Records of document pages
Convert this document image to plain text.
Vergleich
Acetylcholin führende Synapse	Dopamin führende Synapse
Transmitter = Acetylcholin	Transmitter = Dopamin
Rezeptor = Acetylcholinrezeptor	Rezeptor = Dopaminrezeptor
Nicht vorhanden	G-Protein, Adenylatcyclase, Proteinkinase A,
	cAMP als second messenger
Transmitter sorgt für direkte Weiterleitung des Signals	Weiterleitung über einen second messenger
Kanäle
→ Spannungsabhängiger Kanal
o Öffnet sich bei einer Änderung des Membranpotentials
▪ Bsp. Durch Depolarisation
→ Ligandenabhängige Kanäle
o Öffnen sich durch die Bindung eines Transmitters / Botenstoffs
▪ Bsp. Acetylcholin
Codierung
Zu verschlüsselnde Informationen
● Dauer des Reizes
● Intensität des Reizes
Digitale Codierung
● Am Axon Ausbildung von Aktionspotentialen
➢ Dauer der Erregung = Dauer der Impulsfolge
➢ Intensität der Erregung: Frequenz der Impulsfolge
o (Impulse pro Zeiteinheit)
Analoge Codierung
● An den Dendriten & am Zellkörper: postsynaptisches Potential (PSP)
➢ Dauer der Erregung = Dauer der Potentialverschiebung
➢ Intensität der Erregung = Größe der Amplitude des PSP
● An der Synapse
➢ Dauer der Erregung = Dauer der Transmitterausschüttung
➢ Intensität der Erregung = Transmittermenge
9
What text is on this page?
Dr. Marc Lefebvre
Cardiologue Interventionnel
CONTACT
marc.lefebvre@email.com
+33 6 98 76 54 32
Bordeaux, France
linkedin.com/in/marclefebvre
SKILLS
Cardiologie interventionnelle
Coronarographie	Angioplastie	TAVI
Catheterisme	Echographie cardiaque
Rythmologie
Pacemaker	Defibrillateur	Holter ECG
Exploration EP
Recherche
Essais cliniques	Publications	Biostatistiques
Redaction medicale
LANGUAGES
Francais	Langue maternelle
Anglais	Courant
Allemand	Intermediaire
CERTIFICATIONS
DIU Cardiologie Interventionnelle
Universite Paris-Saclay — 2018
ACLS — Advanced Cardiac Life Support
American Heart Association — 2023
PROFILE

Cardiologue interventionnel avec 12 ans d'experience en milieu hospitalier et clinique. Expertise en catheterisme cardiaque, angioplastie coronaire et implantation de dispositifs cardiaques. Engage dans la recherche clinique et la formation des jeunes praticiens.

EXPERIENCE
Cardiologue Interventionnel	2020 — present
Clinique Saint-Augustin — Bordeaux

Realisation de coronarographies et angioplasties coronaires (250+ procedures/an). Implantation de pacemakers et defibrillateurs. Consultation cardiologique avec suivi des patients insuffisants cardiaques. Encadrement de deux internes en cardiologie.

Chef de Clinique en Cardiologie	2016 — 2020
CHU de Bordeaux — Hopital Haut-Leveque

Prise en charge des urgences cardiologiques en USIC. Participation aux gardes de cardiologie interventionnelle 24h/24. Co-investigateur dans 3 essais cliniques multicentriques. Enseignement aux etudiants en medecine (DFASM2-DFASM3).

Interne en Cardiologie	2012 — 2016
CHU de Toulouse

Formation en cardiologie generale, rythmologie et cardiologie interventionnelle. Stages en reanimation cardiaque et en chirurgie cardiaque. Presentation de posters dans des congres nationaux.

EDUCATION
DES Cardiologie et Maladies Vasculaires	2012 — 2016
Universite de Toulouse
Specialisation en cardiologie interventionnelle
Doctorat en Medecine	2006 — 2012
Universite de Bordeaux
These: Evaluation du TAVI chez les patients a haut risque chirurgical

**PROBLEM REQUIREMENTS**
Number of lines containing "Codierung" in the data: state it and nothing more.

**YOUR RESPONSE**
3